↓↓↓

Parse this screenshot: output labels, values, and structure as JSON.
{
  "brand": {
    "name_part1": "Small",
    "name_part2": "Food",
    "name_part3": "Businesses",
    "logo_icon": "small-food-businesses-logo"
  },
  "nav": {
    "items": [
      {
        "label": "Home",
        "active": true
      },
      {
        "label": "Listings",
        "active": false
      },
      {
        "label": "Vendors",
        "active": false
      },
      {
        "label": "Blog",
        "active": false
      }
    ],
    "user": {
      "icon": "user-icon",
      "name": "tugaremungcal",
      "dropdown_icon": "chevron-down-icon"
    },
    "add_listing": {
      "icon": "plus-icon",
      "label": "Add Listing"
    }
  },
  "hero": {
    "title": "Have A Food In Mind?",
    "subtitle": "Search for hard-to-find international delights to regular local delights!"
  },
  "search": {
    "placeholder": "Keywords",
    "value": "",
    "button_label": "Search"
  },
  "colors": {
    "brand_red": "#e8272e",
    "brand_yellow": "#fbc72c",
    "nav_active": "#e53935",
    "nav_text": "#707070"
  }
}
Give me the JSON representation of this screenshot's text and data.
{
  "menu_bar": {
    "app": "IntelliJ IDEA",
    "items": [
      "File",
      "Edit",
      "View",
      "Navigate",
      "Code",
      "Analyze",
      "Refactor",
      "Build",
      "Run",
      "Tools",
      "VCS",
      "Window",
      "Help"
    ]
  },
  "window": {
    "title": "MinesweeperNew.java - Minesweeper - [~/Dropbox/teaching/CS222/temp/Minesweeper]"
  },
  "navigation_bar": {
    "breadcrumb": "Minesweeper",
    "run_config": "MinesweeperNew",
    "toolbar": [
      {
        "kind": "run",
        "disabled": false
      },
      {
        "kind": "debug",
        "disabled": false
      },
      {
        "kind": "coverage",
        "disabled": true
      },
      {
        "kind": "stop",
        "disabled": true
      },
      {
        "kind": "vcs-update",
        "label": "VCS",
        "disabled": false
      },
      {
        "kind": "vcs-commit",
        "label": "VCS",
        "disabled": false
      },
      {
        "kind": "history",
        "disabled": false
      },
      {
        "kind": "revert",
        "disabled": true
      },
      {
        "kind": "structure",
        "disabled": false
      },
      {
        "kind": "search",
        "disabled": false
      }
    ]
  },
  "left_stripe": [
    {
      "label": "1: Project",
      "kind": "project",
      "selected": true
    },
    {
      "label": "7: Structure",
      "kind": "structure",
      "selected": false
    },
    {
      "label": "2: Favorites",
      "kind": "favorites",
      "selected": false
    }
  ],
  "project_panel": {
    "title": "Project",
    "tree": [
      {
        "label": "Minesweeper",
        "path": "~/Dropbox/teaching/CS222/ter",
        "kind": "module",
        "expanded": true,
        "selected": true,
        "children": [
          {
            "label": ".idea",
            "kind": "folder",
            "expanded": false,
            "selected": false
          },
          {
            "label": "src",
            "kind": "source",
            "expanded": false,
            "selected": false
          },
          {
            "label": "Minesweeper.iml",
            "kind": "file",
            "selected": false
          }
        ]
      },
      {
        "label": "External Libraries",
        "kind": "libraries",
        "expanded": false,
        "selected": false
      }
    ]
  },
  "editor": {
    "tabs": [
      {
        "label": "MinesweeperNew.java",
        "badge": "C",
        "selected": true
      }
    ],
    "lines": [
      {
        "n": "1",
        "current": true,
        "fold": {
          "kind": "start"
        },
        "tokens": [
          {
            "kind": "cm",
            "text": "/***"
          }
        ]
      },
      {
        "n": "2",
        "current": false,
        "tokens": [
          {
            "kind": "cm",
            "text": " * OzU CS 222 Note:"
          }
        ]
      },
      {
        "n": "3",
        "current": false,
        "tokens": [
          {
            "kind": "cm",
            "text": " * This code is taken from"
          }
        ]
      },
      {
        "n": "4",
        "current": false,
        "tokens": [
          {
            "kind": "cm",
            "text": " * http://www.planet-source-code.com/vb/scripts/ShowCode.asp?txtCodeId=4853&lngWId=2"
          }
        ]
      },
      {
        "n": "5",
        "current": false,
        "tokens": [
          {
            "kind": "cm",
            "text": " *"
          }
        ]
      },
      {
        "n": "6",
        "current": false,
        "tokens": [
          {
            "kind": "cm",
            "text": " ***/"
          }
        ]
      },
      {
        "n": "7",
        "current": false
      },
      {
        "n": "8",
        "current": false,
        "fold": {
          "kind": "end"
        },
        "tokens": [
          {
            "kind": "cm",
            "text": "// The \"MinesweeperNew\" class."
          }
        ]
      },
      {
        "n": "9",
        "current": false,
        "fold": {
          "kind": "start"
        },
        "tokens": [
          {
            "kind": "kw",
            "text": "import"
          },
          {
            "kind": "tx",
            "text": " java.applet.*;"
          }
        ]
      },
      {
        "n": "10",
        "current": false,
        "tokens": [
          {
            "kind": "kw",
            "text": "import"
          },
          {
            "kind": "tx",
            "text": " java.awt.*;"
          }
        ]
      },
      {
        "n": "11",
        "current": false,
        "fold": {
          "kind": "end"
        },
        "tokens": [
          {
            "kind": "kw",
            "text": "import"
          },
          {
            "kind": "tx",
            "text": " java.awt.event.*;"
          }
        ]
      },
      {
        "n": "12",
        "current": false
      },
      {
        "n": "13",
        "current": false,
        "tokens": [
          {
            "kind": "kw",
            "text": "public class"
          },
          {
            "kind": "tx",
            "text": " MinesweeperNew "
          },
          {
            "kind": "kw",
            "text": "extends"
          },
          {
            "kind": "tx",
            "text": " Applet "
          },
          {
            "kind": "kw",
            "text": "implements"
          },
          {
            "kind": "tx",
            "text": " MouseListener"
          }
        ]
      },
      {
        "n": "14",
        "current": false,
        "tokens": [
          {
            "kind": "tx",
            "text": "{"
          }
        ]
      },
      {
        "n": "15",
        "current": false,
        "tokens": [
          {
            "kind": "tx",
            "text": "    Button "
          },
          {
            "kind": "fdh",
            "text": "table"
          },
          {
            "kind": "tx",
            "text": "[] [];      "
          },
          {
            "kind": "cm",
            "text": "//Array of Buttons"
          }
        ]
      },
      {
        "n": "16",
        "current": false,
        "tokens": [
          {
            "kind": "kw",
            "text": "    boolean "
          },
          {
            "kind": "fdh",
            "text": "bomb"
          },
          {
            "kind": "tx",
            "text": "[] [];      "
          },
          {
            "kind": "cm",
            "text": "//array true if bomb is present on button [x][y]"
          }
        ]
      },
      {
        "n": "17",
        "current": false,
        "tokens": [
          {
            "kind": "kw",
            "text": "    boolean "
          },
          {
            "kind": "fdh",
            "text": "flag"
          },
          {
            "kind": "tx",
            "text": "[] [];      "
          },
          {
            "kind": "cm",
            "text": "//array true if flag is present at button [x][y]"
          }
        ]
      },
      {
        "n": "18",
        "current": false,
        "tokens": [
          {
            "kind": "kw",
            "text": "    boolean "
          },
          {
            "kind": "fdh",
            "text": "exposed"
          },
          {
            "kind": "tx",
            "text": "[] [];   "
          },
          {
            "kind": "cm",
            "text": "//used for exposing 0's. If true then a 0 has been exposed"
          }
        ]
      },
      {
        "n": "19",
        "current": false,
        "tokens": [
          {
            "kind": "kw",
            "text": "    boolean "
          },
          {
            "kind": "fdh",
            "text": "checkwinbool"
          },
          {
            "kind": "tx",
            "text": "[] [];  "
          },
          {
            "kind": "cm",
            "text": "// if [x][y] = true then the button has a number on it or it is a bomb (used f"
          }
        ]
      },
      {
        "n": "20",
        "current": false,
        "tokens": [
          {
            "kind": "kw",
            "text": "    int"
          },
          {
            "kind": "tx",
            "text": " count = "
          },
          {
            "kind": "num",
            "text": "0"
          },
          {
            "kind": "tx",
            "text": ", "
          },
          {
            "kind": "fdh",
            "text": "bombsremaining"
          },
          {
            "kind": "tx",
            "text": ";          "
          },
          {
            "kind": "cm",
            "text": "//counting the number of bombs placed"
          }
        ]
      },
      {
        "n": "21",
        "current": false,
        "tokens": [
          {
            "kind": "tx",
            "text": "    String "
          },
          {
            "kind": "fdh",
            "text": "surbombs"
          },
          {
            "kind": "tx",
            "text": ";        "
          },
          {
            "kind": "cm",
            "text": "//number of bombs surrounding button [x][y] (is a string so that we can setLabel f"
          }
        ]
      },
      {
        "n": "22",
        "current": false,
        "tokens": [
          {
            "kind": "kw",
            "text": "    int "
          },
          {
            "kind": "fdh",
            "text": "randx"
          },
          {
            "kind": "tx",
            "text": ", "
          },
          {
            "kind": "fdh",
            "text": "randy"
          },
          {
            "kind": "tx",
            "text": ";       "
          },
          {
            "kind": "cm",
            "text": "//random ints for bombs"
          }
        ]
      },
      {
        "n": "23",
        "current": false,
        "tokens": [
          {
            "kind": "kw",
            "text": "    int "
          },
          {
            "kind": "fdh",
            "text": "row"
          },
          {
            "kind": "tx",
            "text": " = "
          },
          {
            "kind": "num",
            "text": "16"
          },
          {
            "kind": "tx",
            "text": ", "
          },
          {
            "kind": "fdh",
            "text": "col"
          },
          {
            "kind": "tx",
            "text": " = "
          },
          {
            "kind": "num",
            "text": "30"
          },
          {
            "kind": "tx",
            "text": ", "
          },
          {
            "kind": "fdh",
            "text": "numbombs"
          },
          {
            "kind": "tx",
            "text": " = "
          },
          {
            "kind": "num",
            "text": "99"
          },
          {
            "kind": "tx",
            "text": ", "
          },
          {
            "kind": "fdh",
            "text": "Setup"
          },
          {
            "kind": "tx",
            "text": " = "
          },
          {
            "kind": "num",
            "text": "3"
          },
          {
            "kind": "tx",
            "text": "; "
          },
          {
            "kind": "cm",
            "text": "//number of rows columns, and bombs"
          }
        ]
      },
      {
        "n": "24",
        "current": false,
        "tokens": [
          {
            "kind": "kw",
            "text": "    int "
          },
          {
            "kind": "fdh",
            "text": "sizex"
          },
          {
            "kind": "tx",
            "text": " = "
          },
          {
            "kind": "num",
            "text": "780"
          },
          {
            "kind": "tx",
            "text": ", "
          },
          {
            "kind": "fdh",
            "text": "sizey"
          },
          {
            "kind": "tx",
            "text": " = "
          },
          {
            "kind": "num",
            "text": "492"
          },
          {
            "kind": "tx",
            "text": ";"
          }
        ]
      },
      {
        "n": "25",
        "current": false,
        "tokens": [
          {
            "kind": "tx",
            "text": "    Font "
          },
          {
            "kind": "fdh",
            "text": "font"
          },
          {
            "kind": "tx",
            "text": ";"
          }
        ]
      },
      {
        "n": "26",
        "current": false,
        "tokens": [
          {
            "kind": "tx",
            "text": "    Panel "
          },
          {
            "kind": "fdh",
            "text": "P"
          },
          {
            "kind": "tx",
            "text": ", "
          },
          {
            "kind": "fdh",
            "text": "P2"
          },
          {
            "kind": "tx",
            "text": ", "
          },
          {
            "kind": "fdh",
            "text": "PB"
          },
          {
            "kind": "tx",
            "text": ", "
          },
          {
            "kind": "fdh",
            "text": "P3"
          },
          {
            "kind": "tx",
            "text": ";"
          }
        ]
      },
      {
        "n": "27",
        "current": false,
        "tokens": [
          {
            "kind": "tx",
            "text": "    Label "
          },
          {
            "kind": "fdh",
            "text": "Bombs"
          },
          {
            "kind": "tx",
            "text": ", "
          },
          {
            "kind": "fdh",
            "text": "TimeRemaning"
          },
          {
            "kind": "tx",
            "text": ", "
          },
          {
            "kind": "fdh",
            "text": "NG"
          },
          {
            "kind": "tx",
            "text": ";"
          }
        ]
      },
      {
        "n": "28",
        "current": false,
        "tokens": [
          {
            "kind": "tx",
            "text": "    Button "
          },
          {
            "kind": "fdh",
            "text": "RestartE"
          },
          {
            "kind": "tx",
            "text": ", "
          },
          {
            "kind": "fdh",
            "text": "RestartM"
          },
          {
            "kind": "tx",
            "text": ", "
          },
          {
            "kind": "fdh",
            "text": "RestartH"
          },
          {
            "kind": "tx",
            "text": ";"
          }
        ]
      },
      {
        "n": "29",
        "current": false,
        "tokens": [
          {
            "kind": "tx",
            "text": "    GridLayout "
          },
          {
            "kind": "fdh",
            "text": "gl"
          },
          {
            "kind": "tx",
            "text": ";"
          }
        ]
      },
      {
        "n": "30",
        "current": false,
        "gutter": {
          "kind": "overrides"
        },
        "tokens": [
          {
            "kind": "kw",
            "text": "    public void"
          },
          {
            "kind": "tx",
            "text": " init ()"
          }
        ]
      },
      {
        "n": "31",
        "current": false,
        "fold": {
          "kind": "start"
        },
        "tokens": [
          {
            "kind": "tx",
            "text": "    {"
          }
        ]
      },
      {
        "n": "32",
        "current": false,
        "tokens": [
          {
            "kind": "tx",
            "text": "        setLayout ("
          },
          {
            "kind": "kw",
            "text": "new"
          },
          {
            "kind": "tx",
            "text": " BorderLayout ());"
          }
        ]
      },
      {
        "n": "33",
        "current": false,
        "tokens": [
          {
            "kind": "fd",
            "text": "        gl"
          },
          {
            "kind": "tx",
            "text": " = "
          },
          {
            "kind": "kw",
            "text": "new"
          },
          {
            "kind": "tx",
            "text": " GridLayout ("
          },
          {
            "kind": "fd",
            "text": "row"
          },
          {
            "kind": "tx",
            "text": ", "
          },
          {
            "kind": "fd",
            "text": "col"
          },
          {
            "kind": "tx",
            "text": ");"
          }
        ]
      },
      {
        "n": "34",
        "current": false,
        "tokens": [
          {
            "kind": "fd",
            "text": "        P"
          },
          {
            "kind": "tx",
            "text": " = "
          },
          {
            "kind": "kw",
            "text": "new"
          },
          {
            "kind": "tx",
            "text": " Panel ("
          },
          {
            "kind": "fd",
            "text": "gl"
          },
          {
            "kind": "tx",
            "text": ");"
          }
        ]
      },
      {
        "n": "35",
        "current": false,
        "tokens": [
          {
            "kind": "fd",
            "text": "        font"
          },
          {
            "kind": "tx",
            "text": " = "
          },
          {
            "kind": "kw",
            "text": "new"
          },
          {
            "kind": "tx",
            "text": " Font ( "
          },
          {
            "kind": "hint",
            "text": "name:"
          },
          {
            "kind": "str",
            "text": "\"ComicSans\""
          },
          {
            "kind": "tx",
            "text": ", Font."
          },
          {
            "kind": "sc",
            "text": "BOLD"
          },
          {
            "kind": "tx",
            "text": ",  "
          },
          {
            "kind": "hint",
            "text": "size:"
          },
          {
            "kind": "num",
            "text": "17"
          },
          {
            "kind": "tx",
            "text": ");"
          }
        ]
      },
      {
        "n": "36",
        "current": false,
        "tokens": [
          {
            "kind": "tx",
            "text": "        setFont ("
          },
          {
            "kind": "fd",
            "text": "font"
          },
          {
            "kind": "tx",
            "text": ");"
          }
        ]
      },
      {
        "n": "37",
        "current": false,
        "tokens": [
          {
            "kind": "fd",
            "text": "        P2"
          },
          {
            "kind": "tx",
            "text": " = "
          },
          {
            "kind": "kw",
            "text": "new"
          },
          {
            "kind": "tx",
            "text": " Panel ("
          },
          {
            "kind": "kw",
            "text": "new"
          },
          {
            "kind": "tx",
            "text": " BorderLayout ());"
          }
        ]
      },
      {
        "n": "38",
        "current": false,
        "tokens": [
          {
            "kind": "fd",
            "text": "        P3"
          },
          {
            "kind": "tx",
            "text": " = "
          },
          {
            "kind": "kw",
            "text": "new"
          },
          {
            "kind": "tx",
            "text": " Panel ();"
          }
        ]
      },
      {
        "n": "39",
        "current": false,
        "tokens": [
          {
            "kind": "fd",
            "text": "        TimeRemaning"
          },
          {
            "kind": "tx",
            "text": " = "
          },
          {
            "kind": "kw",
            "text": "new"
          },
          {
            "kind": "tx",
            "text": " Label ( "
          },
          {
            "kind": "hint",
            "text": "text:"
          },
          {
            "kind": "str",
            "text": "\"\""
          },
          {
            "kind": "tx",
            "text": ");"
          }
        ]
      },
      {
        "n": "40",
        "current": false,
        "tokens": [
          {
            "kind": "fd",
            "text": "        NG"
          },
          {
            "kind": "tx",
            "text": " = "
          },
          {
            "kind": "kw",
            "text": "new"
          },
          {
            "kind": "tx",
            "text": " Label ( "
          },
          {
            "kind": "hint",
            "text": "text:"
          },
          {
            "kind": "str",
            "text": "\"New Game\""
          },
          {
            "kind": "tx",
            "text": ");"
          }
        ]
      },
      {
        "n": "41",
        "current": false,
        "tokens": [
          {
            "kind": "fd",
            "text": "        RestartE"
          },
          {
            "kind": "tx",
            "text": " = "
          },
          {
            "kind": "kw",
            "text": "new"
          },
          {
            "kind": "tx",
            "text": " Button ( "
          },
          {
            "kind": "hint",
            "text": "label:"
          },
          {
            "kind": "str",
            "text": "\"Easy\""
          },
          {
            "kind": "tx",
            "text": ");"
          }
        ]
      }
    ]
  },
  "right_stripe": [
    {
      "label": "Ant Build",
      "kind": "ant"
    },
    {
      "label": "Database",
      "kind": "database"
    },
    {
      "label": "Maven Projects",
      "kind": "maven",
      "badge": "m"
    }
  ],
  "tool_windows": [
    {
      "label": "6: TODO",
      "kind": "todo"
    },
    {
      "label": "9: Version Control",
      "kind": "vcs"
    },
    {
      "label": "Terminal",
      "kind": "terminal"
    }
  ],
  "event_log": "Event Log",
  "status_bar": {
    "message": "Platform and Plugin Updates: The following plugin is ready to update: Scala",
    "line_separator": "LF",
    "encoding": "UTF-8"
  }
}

↑↑↑

Exercise objective: Where a line in the material above holds "screenshot", copy that line.

Written reply:
Parse this screenshot: output labels, values, and structure as JSON.
Give me the JSON representation of this screenshot's text and data.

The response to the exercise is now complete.